Extracted data entries
★ ★ ★ ★ ★

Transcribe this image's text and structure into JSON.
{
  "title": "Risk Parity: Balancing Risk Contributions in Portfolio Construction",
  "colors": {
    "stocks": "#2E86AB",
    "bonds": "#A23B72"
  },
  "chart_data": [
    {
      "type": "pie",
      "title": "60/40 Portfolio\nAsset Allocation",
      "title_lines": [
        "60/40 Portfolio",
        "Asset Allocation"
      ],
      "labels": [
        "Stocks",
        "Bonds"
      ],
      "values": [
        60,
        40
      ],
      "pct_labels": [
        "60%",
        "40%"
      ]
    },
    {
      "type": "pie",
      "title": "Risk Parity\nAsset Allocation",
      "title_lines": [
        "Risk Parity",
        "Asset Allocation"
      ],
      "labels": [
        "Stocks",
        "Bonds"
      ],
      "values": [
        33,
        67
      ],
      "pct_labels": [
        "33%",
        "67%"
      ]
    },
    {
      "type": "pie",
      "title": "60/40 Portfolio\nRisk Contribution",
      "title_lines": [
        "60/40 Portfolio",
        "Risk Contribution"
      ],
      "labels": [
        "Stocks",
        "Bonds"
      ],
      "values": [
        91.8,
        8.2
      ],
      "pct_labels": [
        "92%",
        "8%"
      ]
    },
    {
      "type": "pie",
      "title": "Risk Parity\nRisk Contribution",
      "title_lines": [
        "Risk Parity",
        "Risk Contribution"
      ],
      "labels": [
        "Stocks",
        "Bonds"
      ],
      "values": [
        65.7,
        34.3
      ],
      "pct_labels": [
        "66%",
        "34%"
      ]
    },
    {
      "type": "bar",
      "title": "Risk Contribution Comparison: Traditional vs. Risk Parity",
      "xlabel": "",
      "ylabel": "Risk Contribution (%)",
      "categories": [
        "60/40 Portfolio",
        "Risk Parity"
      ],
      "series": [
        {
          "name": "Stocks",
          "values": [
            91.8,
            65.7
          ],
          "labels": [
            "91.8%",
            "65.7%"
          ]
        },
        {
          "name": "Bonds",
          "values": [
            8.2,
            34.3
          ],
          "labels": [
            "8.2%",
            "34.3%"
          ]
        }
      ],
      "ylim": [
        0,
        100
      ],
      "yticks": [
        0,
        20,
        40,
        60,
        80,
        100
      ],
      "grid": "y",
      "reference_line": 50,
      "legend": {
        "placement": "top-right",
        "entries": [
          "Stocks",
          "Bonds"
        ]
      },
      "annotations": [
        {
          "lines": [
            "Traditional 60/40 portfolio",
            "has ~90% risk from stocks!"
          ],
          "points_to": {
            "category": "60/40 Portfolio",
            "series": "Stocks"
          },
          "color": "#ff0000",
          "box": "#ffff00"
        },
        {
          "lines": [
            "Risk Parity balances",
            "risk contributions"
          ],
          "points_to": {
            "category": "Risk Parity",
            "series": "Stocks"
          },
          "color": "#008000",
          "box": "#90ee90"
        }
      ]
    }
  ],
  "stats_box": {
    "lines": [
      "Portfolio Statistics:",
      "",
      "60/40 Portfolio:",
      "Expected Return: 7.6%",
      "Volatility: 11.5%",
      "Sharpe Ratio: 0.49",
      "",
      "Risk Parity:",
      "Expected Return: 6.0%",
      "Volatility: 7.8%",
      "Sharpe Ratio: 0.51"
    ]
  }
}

★ ★ ★ ★ ★

Required task
Which lines contain the word "nRisk"? Return each of them.

Reply to the task
      "title": "60/40 Portfolio\nRisk Contribution",
      "title": "Risk Parity\nRisk Contribution",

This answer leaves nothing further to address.